EXERCISE: List all lines in the material below that contain "text".

Data entries
-*-
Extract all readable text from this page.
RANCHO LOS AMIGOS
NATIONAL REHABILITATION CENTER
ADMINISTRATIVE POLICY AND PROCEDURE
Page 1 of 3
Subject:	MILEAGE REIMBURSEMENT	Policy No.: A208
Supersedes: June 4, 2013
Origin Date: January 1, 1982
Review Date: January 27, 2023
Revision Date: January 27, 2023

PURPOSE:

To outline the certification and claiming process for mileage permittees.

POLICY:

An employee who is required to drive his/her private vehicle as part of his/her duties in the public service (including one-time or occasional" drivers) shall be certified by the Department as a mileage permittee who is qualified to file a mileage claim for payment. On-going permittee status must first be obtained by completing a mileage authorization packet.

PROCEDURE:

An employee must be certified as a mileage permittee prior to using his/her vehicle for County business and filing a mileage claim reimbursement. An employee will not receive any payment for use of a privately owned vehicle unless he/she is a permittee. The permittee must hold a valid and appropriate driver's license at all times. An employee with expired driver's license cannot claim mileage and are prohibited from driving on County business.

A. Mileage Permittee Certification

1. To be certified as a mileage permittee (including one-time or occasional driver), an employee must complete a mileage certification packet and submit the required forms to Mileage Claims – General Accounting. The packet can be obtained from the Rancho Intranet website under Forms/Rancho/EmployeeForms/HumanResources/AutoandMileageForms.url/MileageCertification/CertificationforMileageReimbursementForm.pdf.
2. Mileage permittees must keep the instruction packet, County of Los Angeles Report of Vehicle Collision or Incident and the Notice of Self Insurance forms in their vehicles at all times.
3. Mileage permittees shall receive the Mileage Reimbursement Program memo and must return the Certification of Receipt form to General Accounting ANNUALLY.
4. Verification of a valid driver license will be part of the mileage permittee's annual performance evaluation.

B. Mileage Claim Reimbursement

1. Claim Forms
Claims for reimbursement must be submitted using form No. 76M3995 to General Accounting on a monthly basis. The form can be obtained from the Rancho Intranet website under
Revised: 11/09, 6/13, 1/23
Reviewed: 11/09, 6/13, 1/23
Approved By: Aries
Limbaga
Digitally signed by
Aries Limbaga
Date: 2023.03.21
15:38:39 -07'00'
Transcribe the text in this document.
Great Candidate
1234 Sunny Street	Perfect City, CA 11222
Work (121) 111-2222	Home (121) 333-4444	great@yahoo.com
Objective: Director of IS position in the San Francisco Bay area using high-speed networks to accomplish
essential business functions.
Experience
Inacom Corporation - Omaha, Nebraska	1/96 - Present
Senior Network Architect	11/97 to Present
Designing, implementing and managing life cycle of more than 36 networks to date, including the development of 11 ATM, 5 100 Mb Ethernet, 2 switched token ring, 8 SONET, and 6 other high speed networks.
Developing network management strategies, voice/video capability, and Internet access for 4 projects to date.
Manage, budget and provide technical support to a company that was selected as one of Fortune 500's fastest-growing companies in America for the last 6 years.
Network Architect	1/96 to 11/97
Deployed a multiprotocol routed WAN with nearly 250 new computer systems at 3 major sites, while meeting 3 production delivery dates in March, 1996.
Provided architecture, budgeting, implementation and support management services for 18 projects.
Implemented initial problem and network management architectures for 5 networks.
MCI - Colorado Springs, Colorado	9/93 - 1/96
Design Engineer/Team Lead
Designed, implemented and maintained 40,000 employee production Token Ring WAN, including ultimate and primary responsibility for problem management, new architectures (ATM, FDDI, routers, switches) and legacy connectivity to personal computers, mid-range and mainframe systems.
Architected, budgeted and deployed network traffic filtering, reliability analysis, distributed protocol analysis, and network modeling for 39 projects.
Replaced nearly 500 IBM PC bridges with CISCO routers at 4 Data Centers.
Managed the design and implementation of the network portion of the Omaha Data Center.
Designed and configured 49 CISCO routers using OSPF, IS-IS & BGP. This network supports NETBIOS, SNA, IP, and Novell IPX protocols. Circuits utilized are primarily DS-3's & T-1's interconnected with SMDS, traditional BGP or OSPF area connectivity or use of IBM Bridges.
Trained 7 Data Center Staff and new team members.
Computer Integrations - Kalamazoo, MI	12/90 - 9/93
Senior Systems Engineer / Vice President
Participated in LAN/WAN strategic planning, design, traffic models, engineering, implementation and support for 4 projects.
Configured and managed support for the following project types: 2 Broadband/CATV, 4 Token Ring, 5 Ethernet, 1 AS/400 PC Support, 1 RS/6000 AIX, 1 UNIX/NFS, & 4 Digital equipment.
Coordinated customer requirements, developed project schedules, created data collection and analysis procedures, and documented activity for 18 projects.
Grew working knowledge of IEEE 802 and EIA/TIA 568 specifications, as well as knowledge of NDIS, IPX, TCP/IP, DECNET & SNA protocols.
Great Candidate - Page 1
-*-
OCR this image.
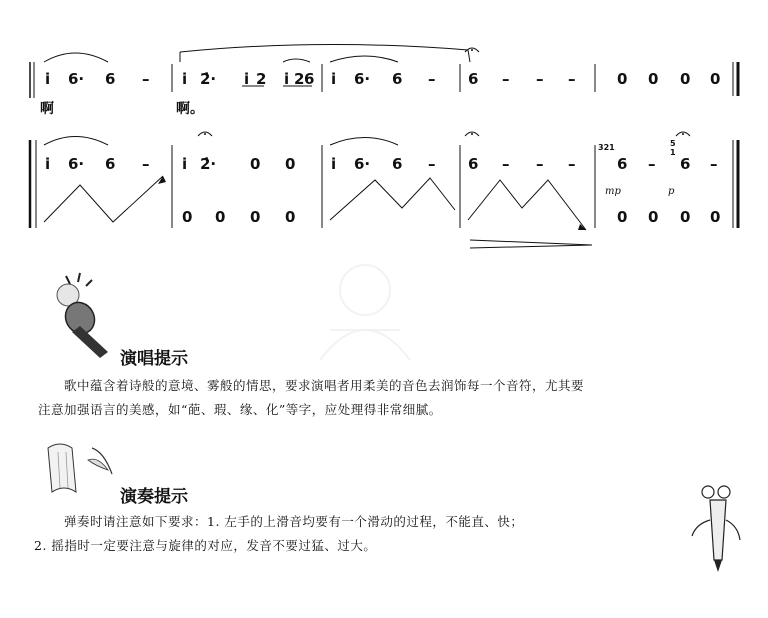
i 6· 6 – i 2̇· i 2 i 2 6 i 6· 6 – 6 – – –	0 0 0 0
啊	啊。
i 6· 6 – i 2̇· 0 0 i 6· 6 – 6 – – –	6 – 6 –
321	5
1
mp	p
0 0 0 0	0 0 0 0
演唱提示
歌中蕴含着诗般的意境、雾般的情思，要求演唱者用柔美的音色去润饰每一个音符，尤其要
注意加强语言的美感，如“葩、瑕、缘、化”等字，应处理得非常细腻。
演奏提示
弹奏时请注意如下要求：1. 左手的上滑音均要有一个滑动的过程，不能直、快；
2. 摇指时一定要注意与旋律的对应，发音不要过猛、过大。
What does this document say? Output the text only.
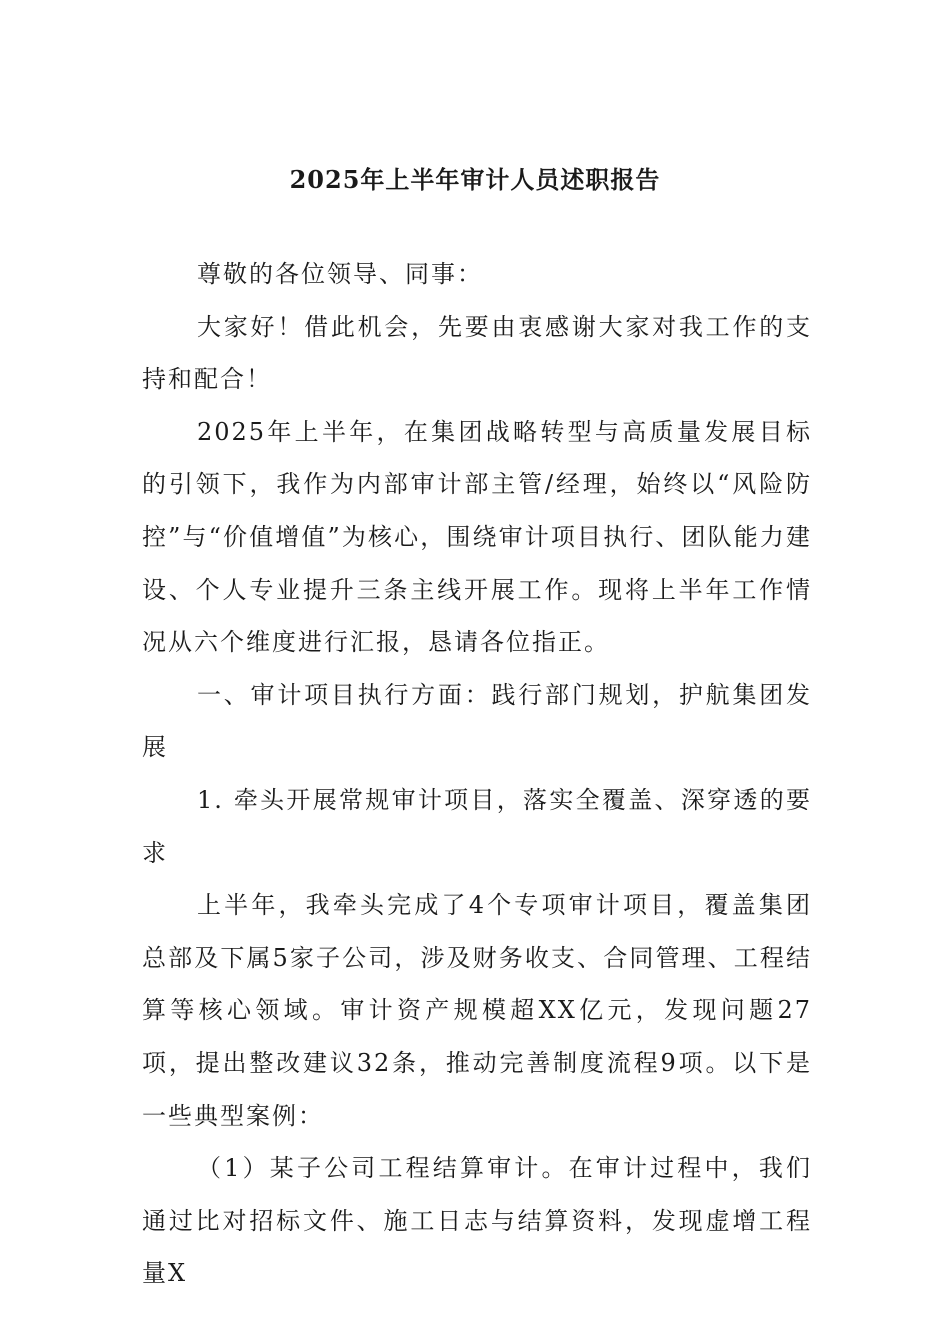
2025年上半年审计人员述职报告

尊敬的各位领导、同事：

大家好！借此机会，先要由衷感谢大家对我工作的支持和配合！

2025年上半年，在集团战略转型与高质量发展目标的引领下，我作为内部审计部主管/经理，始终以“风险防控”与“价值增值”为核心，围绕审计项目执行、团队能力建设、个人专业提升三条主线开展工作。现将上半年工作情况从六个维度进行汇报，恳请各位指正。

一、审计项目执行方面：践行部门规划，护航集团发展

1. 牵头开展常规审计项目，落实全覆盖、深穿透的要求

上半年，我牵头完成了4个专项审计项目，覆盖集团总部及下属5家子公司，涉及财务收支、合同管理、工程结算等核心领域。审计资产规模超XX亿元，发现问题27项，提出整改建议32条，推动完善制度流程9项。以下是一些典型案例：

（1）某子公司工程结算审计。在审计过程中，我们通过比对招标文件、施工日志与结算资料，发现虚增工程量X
-*-
OUTPUT FOR THIS EXERCISE:
Extract all readable text from this page.
Transcribe the text in this document.
What does this document say? Output the text only.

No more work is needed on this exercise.